* BEGIN Task data *
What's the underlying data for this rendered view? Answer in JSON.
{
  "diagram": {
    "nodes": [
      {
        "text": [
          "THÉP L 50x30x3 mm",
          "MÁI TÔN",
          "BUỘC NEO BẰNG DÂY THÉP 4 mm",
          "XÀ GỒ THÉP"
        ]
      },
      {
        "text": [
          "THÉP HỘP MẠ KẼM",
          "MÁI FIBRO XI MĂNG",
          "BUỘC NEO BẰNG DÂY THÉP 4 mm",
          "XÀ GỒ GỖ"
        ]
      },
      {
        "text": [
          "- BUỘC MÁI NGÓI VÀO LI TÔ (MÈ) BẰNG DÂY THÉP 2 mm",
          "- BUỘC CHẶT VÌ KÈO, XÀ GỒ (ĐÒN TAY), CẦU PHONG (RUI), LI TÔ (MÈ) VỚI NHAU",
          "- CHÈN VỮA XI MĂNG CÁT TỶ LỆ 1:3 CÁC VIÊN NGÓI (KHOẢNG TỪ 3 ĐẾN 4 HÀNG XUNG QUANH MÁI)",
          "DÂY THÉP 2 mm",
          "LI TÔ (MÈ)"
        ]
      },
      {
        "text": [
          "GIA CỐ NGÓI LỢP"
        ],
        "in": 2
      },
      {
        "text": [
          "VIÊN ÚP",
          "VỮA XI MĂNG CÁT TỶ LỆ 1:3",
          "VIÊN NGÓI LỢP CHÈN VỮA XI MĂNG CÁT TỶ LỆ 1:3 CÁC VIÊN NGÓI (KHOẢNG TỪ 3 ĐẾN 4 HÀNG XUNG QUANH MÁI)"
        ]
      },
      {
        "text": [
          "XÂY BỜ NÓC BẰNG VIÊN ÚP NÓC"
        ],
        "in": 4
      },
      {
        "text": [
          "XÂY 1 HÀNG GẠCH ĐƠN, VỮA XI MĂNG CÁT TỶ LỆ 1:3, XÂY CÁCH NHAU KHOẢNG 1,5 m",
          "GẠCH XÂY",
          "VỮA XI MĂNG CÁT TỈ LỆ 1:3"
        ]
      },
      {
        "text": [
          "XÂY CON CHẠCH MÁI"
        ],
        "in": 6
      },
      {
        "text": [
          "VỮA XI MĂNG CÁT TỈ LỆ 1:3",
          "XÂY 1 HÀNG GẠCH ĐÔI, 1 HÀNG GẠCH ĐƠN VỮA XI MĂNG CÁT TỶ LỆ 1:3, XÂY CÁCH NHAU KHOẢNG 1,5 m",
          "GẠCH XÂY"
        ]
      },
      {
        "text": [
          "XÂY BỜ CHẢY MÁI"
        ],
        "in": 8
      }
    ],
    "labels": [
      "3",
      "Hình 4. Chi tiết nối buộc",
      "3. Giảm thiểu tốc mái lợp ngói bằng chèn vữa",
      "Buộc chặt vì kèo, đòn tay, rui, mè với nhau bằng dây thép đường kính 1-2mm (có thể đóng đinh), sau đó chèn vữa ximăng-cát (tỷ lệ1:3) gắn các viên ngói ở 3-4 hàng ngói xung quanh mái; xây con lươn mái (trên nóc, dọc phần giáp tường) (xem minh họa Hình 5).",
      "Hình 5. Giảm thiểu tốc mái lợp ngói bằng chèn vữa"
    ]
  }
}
* END Task data *
▶ **Written task**
Transcribe the material above word for word.

▶ **The solution**
What's the underlying data for this rendered view? Answer in JSON.
{
  "diagram": {
    "nodes": [
      {
        "text": [
          "THÉP L 50x30x3 mm",
          "MÁI TÔN",
          "BUỘC NEO BẰNG DÂY THÉP 4 mm",
          "XÀ GỒ THÉP"
        ]
      },
      {
        "text": [
          "THÉP HỘP MẠ KẼM",
          "MÁI FIBRO XI MĂNG",
          "BUỘC NEO BẰNG DÂY THÉP 4 mm",
          "XÀ GỒ GỖ"
        ]
      },
      {
        "text": [
          "- BUỘC MÁI NGÓI VÀO LI TÔ (MÈ) BẰNG DÂY THÉP 2 mm",
          "- BUỘC CHẶT VÌ KÈO, XÀ GỒ (ĐÒN TAY), CẦU PHONG (RUI), LI TÔ (MÈ) VỚI NHAU",
          "- CHÈN VỮA XI MĂNG CÁT TỶ LỆ 1:3 CÁC VIÊN NGÓI (KHOẢNG TỪ 3 ĐẾN 4 HÀNG XUNG QUANH MÁI)",
          "DÂY THÉP 2 mm",
          "LI TÔ (MÈ)"
        ]
      },
      {
        "text": [
          "GIA CỐ NGÓI LỢP"
        ],
        "in": 2
      },
      {
        "text": [
          "VIÊN ÚP",
          "VỮA XI MĂNG CÁT TỶ LỆ 1:3",
          "VIÊN NGÓI LỢP CHÈN VỮA XI MĂNG CÁT TỶ LỆ 1:3 CÁC VIÊN NGÓI (KHOẢNG TỪ 3 ĐẾN 4 HÀNG XUNG QUANH MÁI)"
        ]
      },
      {
        "text": [
          "XÂY BỜ NÓC BẰNG VIÊN ÚP NÓC"
        ],
        "in": 4
      },
      {
        "text": [
          "XÂY 1 HÀNG GẠCH ĐƠN, VỮA XI MĂNG CÁT TỶ LỆ 1:3, XÂY CÁCH NHAU KHOẢNG 1,5 m",
          "GẠCH XÂY",
          "VỮA XI MĂNG CÁT TỈ LỆ 1:3"
        ]
      },
      {
        "text": [
          "XÂY CON CHẠCH MÁI"
        ],
        "in": 6
      },
      {
        "text": [
          "VỮA XI MĂNG CÁT TỈ LỆ 1:3",
          "XÂY 1 HÀNG GẠCH ĐÔI, 1 HÀNG GẠCH ĐƠN VỮA XI MĂNG CÁT TỶ LỆ 1:3, XÂY CÁCH NHAU KHOẢNG 1,5 m",
          "GẠCH XÂY"
        ]
      },
      {
        "text": [
          "XÂY BỜ CHẢY MÁI"
        ],
        "in": 8
      }
    ],
    "labels": [
      "3",
      "Hình 4. Chi tiết nối buộc",
      "3. Giảm thiểu tốc mái lợp ngói bằng chèn vữa",
      "Buộc chặt vì kèo, đòn tay, rui, mè với nhau bằng dây thép đường kính 1-2mm (có thể đóng đinh), sau đó chèn vữa ximăng-cát (tỷ lệ1:3) gắn các viên ngói ở 3-4 hàng ngói xung quanh mái; xây con lươn mái (trên nóc, dọc phần giáp tường) (xem minh họa Hình 5).",
      "Hình 5. Giảm thiểu tốc mái lợp ngói bằng chèn vữa"
    ]
  }
}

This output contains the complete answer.